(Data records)

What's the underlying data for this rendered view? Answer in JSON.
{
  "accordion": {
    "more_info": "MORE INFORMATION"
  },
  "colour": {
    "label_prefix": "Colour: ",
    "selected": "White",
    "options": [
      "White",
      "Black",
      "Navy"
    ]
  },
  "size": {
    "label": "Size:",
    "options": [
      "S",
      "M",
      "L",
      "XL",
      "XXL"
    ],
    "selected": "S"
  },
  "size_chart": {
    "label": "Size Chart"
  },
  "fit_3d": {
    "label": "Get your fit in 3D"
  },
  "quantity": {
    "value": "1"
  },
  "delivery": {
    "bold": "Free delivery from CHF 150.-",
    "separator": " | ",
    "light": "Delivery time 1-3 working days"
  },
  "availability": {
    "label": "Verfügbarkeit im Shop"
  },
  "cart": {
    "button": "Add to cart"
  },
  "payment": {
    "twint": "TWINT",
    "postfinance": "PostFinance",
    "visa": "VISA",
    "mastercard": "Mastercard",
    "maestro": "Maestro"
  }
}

* [Problem to solve]
The records above should all be quoted exactly, please.

* [Answer to the task]
What's the underlying data for this rendered view? Answer in JSON.
{
  "accordion": {
    "more_info": "MORE INFORMATION"
  },
  "colour": {
    "label_prefix": "Colour: ",
    "selected": "White",
    "options": [
      "White",
      "Black",
      "Navy"
    ]
  },
  "size": {
    "label": "Size:",
    "options": [
      "S",
      "M",
      "L",
      "XL",
      "XXL"
    ],
    "selected": "S"
  },
  "size_chart": {
    "label": "Size Chart"
  },
  "fit_3d": {
    "label": "Get your fit in 3D"
  },
  "quantity": {
    "value": "1"
  },
  "delivery": {
    "bold": "Free delivery from CHF 150.-",
    "separator": " | ",
    "light": "Delivery time 1-3 working days"
  },
  "availability": {
    "label": "Verfügbarkeit im Shop"
  },
  "cart": {
    "button": "Add to cart"
  },
  "payment": {
    "twint": "TWINT",
    "postfinance": "PostFinance",
    "visa": "VISA",
    "mastercard": "Mastercard",
    "maestro": "Maestro"
  }
}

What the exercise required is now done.